Task goal: Give back a single number, the count of lines containing the word "that".

Data excerpts:

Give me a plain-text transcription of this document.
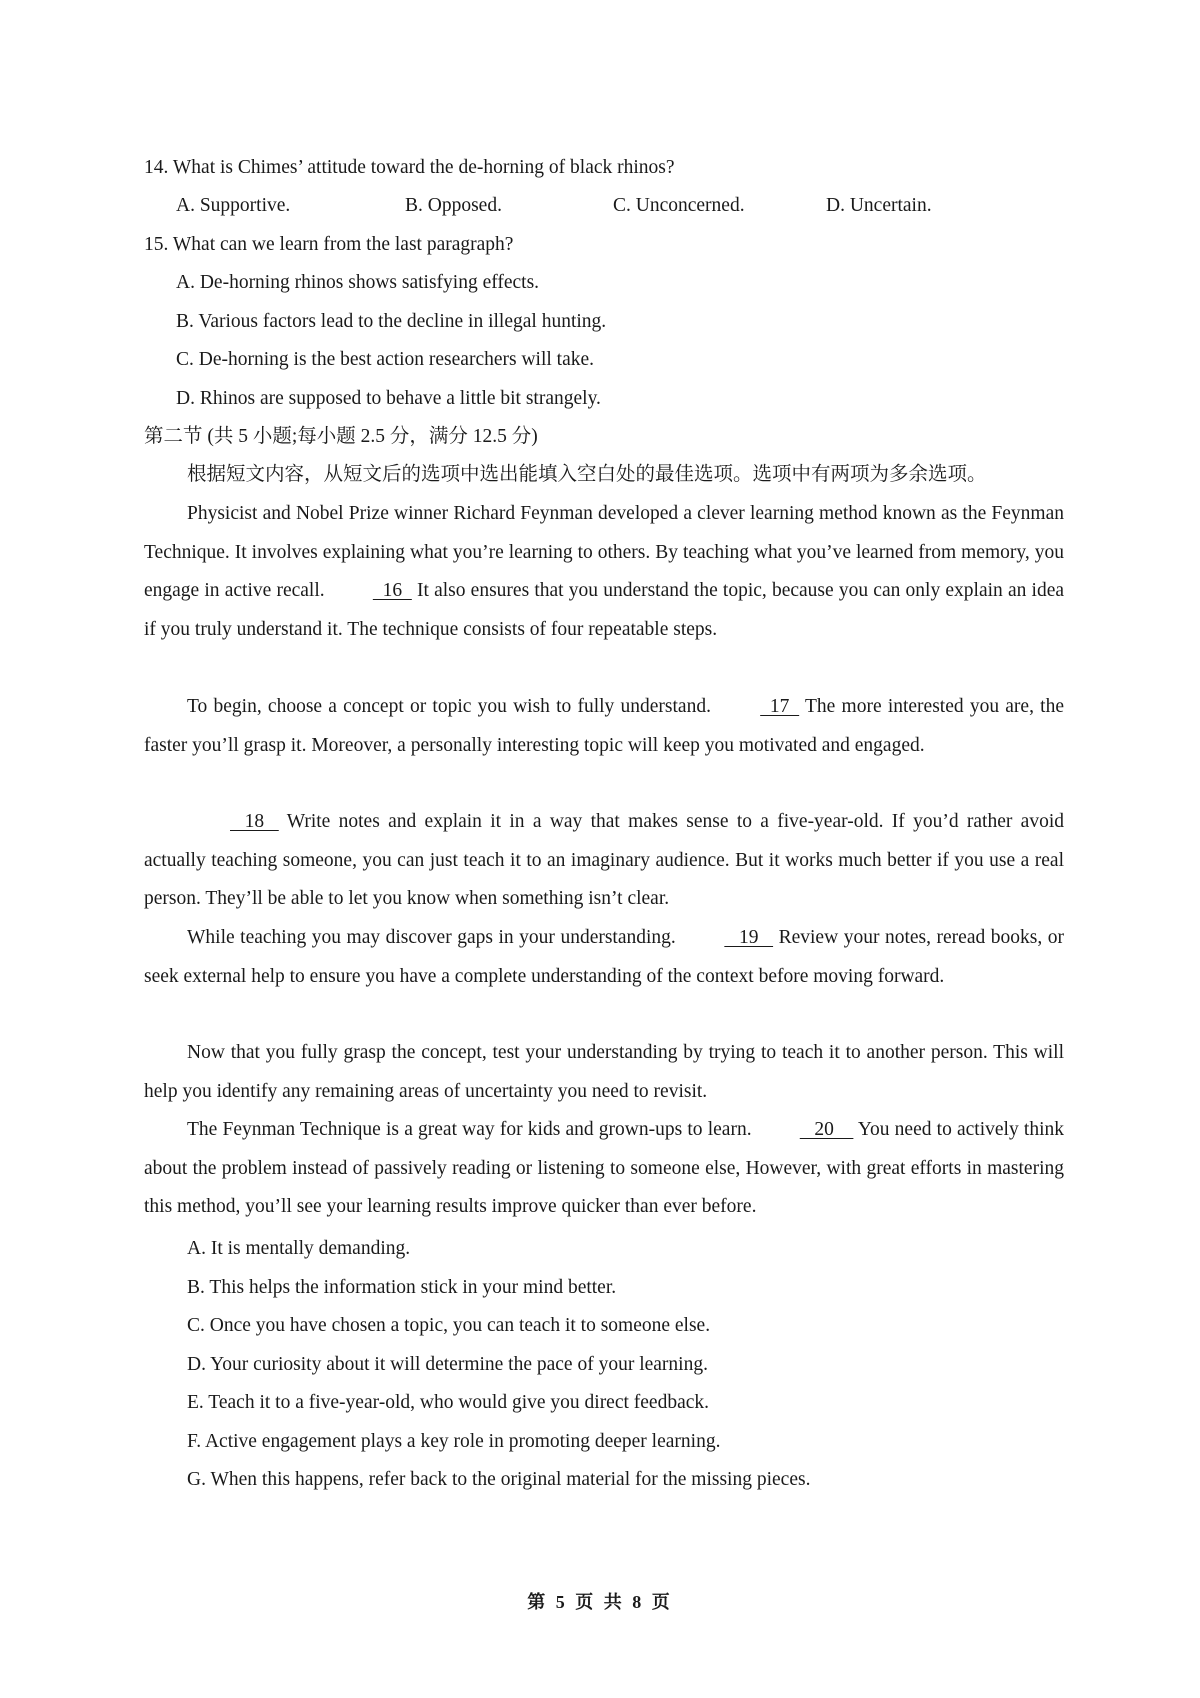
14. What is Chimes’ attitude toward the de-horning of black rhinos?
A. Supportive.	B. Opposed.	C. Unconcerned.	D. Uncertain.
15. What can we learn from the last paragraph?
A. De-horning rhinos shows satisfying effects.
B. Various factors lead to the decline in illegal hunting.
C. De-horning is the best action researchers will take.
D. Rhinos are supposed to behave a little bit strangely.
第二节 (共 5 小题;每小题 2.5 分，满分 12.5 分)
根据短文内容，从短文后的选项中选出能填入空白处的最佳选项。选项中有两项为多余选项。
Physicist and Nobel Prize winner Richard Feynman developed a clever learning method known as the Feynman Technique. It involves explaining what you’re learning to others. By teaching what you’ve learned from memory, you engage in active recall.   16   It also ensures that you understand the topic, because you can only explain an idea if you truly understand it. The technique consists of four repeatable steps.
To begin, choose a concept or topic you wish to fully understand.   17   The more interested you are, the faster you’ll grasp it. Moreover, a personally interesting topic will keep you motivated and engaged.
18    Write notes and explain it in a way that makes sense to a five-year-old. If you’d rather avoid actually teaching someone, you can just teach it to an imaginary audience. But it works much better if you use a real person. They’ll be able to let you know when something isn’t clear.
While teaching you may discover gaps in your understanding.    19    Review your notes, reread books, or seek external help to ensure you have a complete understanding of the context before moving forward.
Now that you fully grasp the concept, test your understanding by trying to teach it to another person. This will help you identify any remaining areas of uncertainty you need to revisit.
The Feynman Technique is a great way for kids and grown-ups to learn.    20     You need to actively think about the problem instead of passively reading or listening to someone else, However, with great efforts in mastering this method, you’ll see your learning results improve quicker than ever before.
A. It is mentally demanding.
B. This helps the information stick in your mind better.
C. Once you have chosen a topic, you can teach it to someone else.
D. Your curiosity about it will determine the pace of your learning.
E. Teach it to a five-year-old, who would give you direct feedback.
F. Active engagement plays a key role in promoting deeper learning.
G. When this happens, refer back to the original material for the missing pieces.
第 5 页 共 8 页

Correct response: 3